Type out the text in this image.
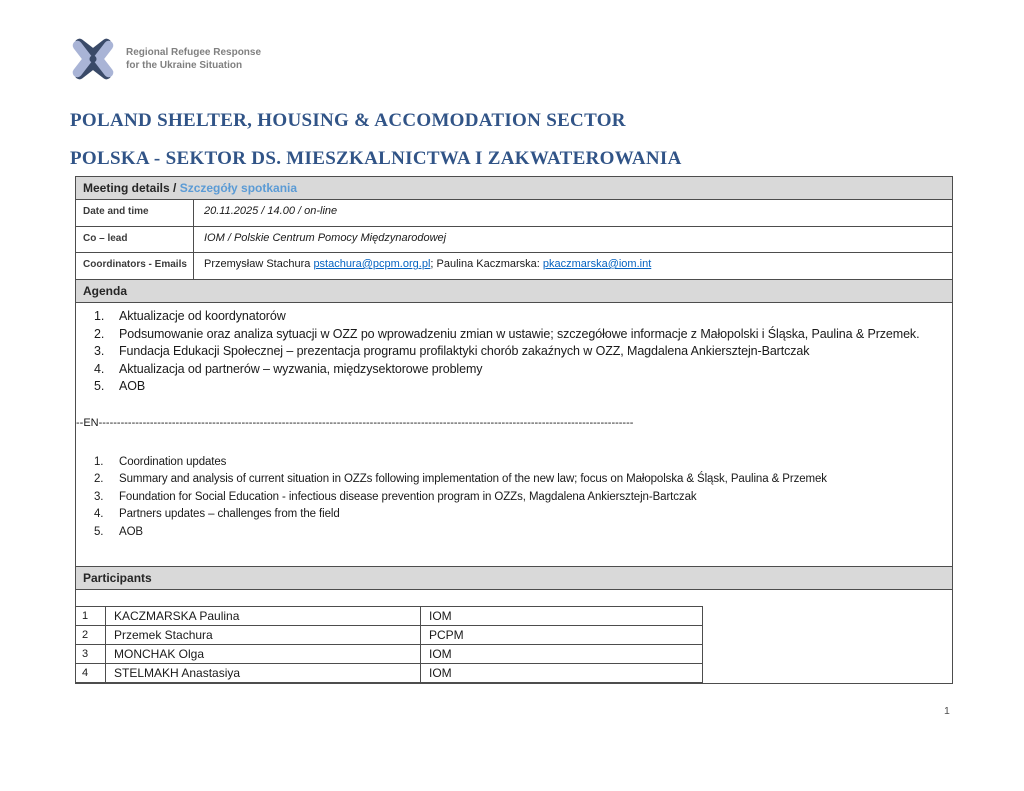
Regional Refugee Response
for the Ukraine Situation
POLAND SHELTER, HOUSING & ACCOMODATION SECTOR
POLSKA - SEKTOR DS. MIESZKALNICTWA I ZAKWATEROWANIA
Meeting details / Szczegóły spotkania
Date and time	20.11.2025 / 14.00 / on-line
Co – lead	IOM / Polskie Centrum Pomocy Międzynarodowej
Coordinators - Emails	Przemysław Stachura pstachura@pcpm.org.pl; Paulina Kaczmarska: pkaczmarska@iom.int
Agenda
1.	Aktualizacje od koordynatorów
2.	Podsumowanie oraz analiza sytuacji w OZZ po wprowadzeniu zmian w ustawie; szczegółowe informacje z Małopolski i Śląska, Paulina & Przemek.
3.	Fundacja Edukacji Społecznej – prezentacja programu profilaktyki chorób zakaźnych w OZZ, Magdalena Ankiersztejn-Bartczak
4.	Aktualizacja od partnerów – wyzwania, międzysektorowe problemy
5.	AOB
--EN--------------------------------------------------------------------------------------------------------------------------------------------------
1.	Coordination updates
2.	Summary and analysis of current situation in OZZs following implementation of the new law; focus on Małopolska & Śląsk, Paulina & Przemek
3.	Foundation for Social Education - infectious disease prevention program in OZZs, Magdalena Ankiersztejn-Bartczak
4.	Partners updates – challenges from the field
5.	AOB
Participants
1	KACZMARSKA Paulina	IOM
2	Przemek Stachura	PCPM
3	MONCHAK Olga	IOM
4	STELMAKH Anastasiya	IOM
1
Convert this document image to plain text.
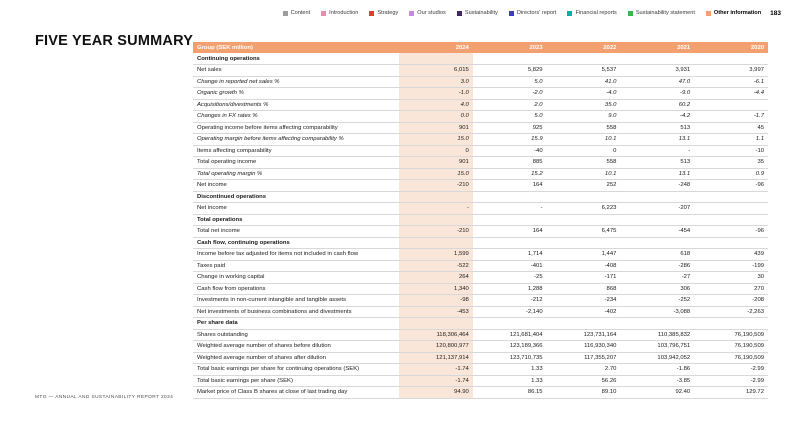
Content	Introduction	Strategy	Our studios	Sustainability	Directors' report	Financial reports	Sustainability statement	Other information 183
FIVE YEAR SUMMARY Group (SEK million)	2024	2023	2022	2021	2020
Continuing operations					
Net sales	6,015	5,829	5,537	3,931	3,997
Change in reported net sales %	3.0	5.0	41.0	47.0	-6.1
Organic growth %	-1.0	-2.0	-4.0	-9.0	-4.4
Acquisitions/divestments %	4.0	2.0	35.0	60.2	
Changes in FX rates %	0.0	5.0	9.0	-4.2	-1.7
Operating income before items affecting comparability	901	925	558	513	45
Operating margin before items affecting comparability %	15.0	15.9	10.1	13.1	1.1
Items affecting comparability	0	-40	0	-	-10
Total operating income	901	885	558	513	35
Total operating margin %	15.0	15.2	10.1	13.1	0.9
Net income	-210	164	252	-248	-96
Discontinued operations					
Net income	-	-	6,223	-207	
Total operations					
Total net income	-210	164	6,475	-454	-96
Cash flow, continuing operations					
Income before tax adjusted for items not included in cash flow	1,599	1,714	1,447	618	439
Taxes paid	-522	-401	-408	-286	-199
Change in working capital	264	-25	-171	-27	30
Cash flow from operations	1,340	1,288	868	306	270
Investments in non-current intangible and tangible assets	-98	-212	-234	-252	-208
Net investments of business combinations and divestments	-453	-2,140	-402	-3,088	-2,263
Per share data					
Shares outstanding	118,306,464	121,681,404	123,731,164	110,385,832	76,190,509
Weighted average number of shares before dilution	120,800,977	123,189,366	116,930,340	103,796,751	76,190,509
Weighted average number of shares after dilution	121,137,914	123,710,735	117,355,207	103,942,052	76,190,509
Total basic earnings per share for continuing operations (SEK)	-1.74	1.33	2.70	-1.86	-2.99
Total basic earnings per share (SEK)	-1.74	1.33	56.26	-3.85	-2.99
Market price of Class B shares at close of last trading day	94.90	86.15	89.10	92.40	129.72
MTG — ANNUAL AND SUSTAINABILITY REPORT 2024
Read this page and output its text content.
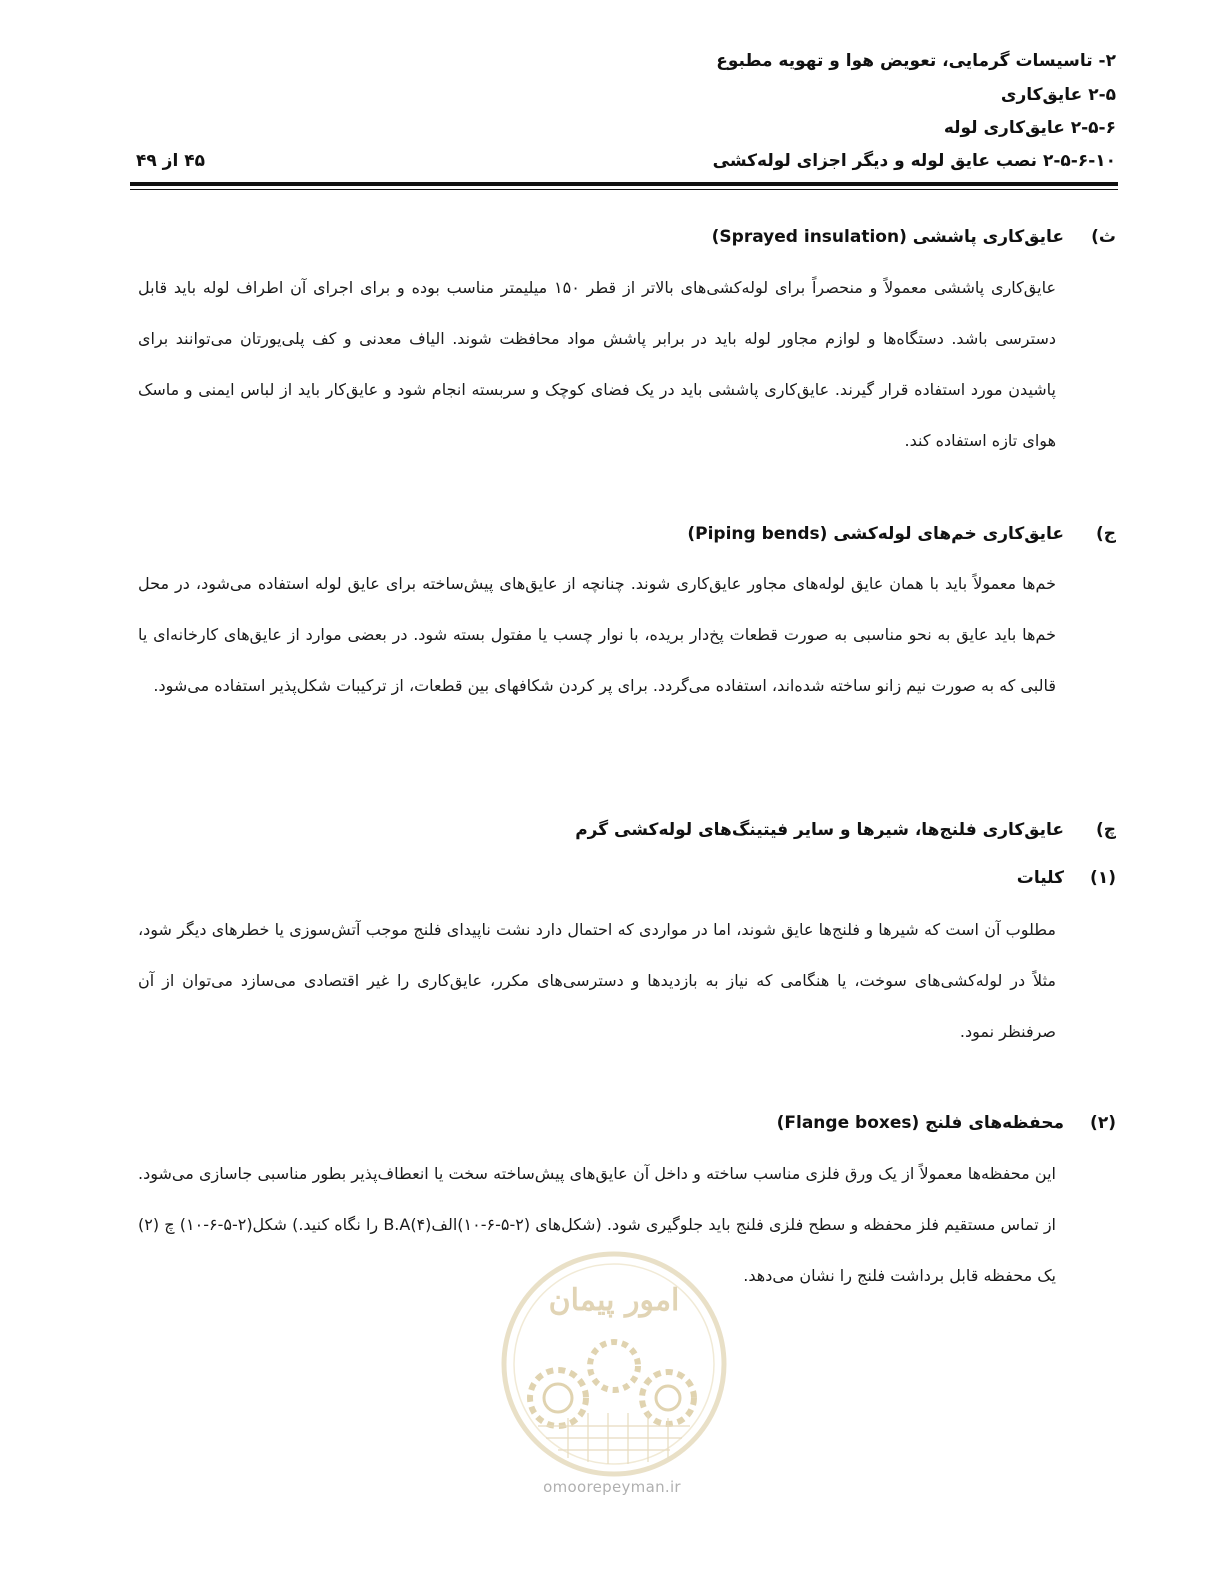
۲- تاسیسات گرمایی، تعویض هوا و تهویه مطبوع
۲-۵ عایق‌کاری
۲-۵-۶ عایق‌کاری لوله
۲-۵-۶-۱۰ نصب عایق لوله و دیگر اجزای لوله‌کشی
۴۵ از ۴۹
ث)
عایق‌کاری پاششی (Sprayed insulation)
عایق‌کاری پاششی معمولاً و منحصراً برای لوله‌کشی‌های بالاتر از قطر ۱۵۰ میلیمتر مناسب بوده و برای اجرای آن اطراف لوله باید قابل دسترسی باشد. دستگاه‌ها و لوازم مجاور لوله باید در برابر پاشش مواد محافظت شوند. الیاف معدنی و کف پلی‌یورتان می‌توانند برای پاشیدن مورد استفاده قرار گیرند. عایق‌کاری پاششی باید در یک فضای کوچک و سربسته انجام شود و عایق‌کار باید از لباس ایمنی و ماسک هوای تازه استفاده کند.
ج)
عایق‌کاری خم‌های لوله‌کشی (Piping bends)
خم‌ها معمولاً باید با همان عایق لوله‌های مجاور عایق‌کاری شوند. چنانچه از عایق‌های پیش‌ساخته برای عایق لوله استفاده می‌شود، در محل خم‌ها باید عایق به نحو مناسبی به صورت قطعات پخ‌دار بریده، با نوار چسب یا مفتول بسته شود. در بعضی موارد از عایق‌های کارخانه‌ای یا قالبی که به صورت نیم زانو ساخته شده‌اند، استفاده می‌گردد. برای پر کردن شکافهای بین قطعات، از ترکیبات شکل‌پذیر استفاده می‌شود.
چ)
عایق‌کاری فلنج‌ها، شیرها و سایر فیتینگ‌های لوله‌کشی گرم
(۱)
کلیات
مطلوب آن است که شیرها و فلنج‌ها عایق شوند، اما در مواردی که احتمال دارد نشت ناپیدای فلنج موجب آتش‌سوزی یا خطرهای دیگر شود، مثلاً در لوله‌کشی‌های سوخت، یا هنگامی که نیاز به بازدیدها و دسترسی‌های مکرر، عایق‌کاری را غیر اقتصادی می‌سازد می‌توان از آن صرفنظر نمود.
(۲)
محفظه‌های فلنج (Flange boxes)
این محفظه‌ها معمولاً از یک ورق فلزی مناسب ساخته و داخل آن عایق‌های پیش‌ساخته سخت یا انعطاف‌پذیر بطور مناسبی جاسازی می‌شود. از تماس مستقیم فلز محفظه و سطح فلزی فلنج باید جلوگیری شود. (شکل‌های (۲-۵-۶-۱۰)الف(۴)B.A را نگاه کنید.) شکل(۲-۵-۶-۱۰) چ (۲) یک محفظه قابل برداشت فلنج را نشان می‌دهد.
امور پیمان
omoorepeyman.ir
::::::
## WRITTEN PROBLEM
Identify every line above that includes the word "Przemek", and show those lines.

## COMPLETE OUTPUT
2.	Podsumowanie oraz analiza sytuacji w OZZ po wprowadzeniu zmian w ustawie; szczegółowe informacje z Małopolski i Śląska, Paulina & Przemek.
2.	Summary and analysis of current situation in OZZs following implementation of the new law; focus on Małopolska & Śląsk, Paulina & Przemek
2	Przemek Stachura	PCPM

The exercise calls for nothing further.